• _SET TASK_
Leave out the pictures and copy everything else below exactly.

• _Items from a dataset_
##########

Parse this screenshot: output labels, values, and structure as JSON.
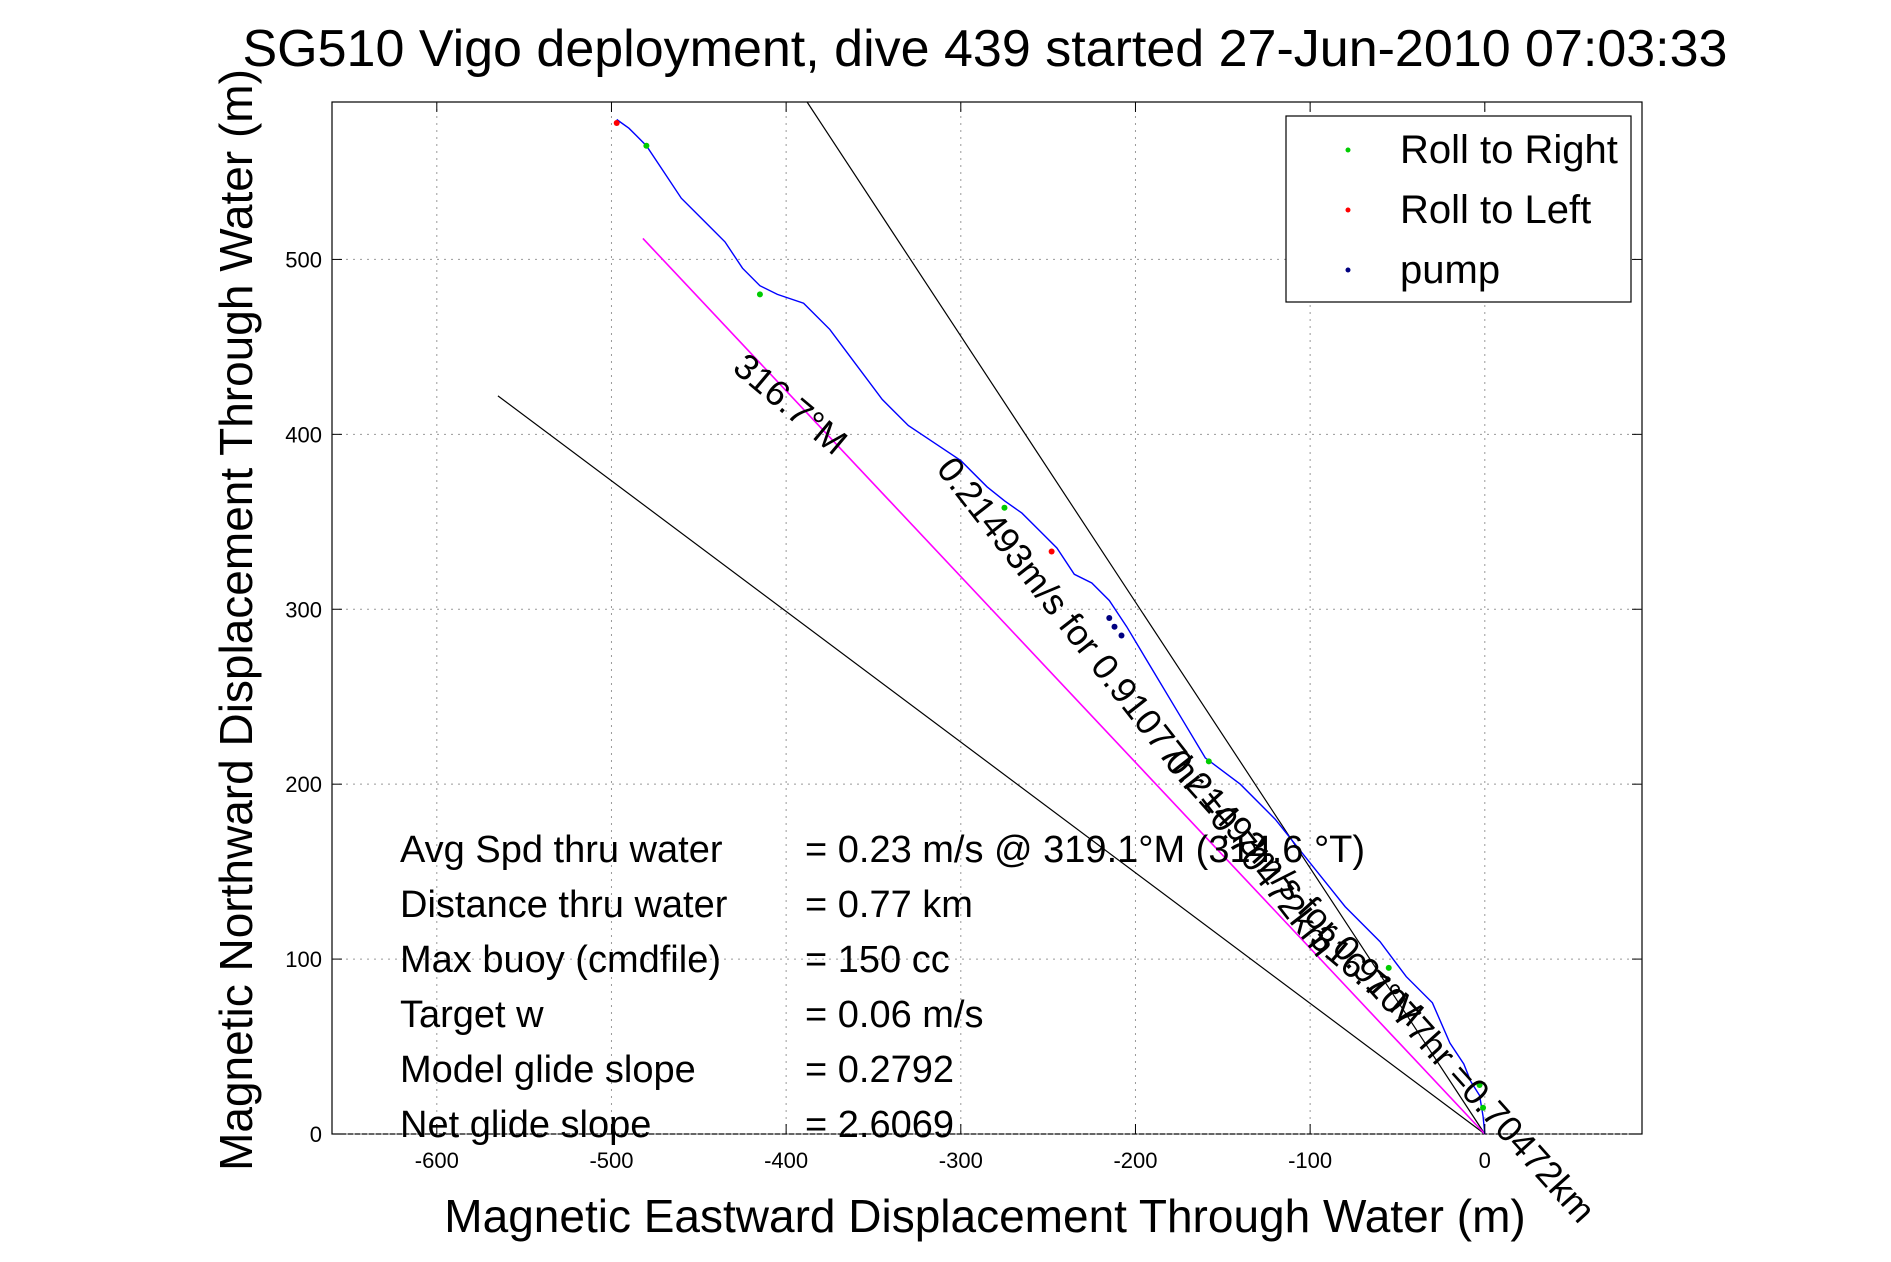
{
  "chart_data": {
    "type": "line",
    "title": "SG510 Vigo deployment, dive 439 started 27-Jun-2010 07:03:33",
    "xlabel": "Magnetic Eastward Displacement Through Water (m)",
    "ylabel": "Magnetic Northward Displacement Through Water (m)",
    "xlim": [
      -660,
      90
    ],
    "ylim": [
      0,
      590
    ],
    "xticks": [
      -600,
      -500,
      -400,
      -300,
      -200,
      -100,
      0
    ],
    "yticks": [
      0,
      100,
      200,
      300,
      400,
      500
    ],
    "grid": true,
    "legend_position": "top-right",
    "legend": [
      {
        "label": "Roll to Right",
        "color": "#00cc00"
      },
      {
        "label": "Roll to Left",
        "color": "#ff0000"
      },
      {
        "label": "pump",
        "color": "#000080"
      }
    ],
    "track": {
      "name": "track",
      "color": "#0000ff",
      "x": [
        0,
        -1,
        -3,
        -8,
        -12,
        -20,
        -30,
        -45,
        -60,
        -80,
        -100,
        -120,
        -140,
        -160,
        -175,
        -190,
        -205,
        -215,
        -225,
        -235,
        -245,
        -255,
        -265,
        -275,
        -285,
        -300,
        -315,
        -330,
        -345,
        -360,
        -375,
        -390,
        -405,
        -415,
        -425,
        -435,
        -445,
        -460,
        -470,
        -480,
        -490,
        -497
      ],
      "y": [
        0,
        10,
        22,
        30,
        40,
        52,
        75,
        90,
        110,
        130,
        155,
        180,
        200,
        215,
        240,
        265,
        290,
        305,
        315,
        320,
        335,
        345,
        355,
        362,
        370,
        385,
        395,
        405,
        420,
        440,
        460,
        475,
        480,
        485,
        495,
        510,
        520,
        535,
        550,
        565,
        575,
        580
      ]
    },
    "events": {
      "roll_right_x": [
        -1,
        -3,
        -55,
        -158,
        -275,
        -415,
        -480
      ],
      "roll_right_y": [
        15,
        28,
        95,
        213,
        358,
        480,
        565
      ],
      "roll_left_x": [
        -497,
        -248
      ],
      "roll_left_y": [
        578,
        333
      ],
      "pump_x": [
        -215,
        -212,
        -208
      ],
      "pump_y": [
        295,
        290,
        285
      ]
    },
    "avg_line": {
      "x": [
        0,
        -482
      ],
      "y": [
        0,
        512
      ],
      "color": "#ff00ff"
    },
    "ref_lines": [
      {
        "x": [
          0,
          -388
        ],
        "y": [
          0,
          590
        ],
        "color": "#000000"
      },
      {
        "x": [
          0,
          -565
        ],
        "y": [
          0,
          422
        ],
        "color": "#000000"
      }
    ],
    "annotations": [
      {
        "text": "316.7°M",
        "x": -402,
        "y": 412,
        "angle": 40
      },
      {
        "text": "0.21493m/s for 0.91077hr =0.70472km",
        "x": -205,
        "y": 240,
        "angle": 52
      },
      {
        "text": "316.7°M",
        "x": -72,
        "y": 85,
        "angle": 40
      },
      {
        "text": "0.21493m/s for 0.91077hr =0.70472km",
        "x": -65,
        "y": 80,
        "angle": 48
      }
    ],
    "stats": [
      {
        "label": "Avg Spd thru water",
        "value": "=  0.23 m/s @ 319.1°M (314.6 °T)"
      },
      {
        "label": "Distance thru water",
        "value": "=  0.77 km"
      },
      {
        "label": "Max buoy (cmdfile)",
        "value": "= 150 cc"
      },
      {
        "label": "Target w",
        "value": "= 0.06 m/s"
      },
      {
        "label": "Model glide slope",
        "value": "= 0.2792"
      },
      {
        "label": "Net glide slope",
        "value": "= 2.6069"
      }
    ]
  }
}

##########

• _WRITTEN RESPONSE_
Parse this screenshot: output labels, values, and structure as JSON.
{
  "chart_data": {
    "type": "line",
    "title": "SG510 Vigo deployment, dive 439 started 27-Jun-2010 07:03:33",
    "xlabel": "Magnetic Eastward Displacement Through Water (m)",
    "ylabel": "Magnetic Northward Displacement Through Water (m)",
    "xlim": [
      -660,
      90
    ],
    "ylim": [
      0,
      590
    ],
    "xticks": [
      -600,
      -500,
      -400,
      -300,
      -200,
      -100,
      0
    ],
    "yticks": [
      0,
      100,
      200,
      300,
      400,
      500
    ],
    "grid": true,
    "legend_position": "top-right",
    "legend": [
      {
        "label": "Roll to Right",
        "color": "#00cc00"
      },
      {
        "label": "Roll to Left",
        "color": "#ff0000"
      },
      {
        "label": "pump",
        "color": "#000080"
      }
    ],
    "track": {
      "name": "track",
      "color": "#0000ff",
      "x": [
        0,
        -1,
        -3,
        -8,
        -12,
        -20,
        -30,
        -45,
        -60,
        -80,
        -100,
        -120,
        -140,
        -160,
        -175,
        -190,
        -205,
        -215,
        -225,
        -235,
        -245,
        -255,
        -265,
        -275,
        -285,
        -300,
        -315,
        -330,
        -345,
        -360,
        -375,
        -390,
        -405,
        -415,
        -425,
        -435,
        -445,
        -460,
        -470,
        -480,
        -490,
        -497
      ],
      "y": [
        0,
        10,
        22,
        30,
        40,
        52,
        75,
        90,
        110,
        130,
        155,
        180,
        200,
        215,
        240,
        265,
        290,
        305,
        315,
        320,
        335,
        345,
        355,
        362,
        370,
        385,
        395,
        405,
        420,
        440,
        460,
        475,
        480,
        485,
        495,
        510,
        520,
        535,
        550,
        565,
        575,
        580
      ]
    },
    "events": {
      "roll_right_x": [
        -1,
        -3,
        -55,
        -158,
        -275,
        -415,
        -480
      ],
      "roll_right_y": [
        15,
        28,
        95,
        213,
        358,
        480,
        565
      ],
      "roll_left_x": [
        -497,
        -248
      ],
      "roll_left_y": [
        578,
        333
      ],
      "pump_x": [
        -215,
        -212,
        -208
      ],
      "pump_y": [
        295,
        290,
        285
      ]
    },
    "avg_line": {
      "x": [
        0,
        -482
      ],
      "y": [
        0,
        512
      ],
      "color": "#ff00ff"
    },
    "ref_lines": [
      {
        "x": [
          0,
          -388
        ],
        "y": [
          0,
          590
        ],
        "color": "#000000"
      },
      {
        "x": [
          0,
          -565
        ],
        "y": [
          0,
          422
        ],
        "color": "#000000"
      }
    ],
    "annotations": [
      {
        "text": "316.7°M",
        "x": -402,
        "y": 412,
        "angle": 40
      },
      {
        "text": "0.21493m/s for 0.91077hr =0.70472km",
        "x": -205,
        "y": 240,
        "angle": 52
      },
      {
        "text": "316.7°M",
        "x": -72,
        "y": 85,
        "angle": 40
      },
      {
        "text": "0.21493m/s for 0.91077hr =0.70472km",
        "x": -65,
        "y": 80,
        "angle": 48
      }
    ],
    "stats": [
      {
        "label": "Avg Spd thru water",
        "value": "=  0.23 m/s @ 319.1°M (314.6 °T)"
      },
      {
        "label": "Distance thru water",
        "value": "=  0.77 km"
      },
      {
        "label": "Max buoy (cmdfile)",
        "value": "= 150 cc"
      },
      {
        "label": "Target w",
        "value": "= 0.06 m/s"
      },
      {
        "label": "Model glide slope",
        "value": "= 0.2792"
      },
      {
        "label": "Net glide slope",
        "value": "= 2.6069"
      }
    ]
  }
}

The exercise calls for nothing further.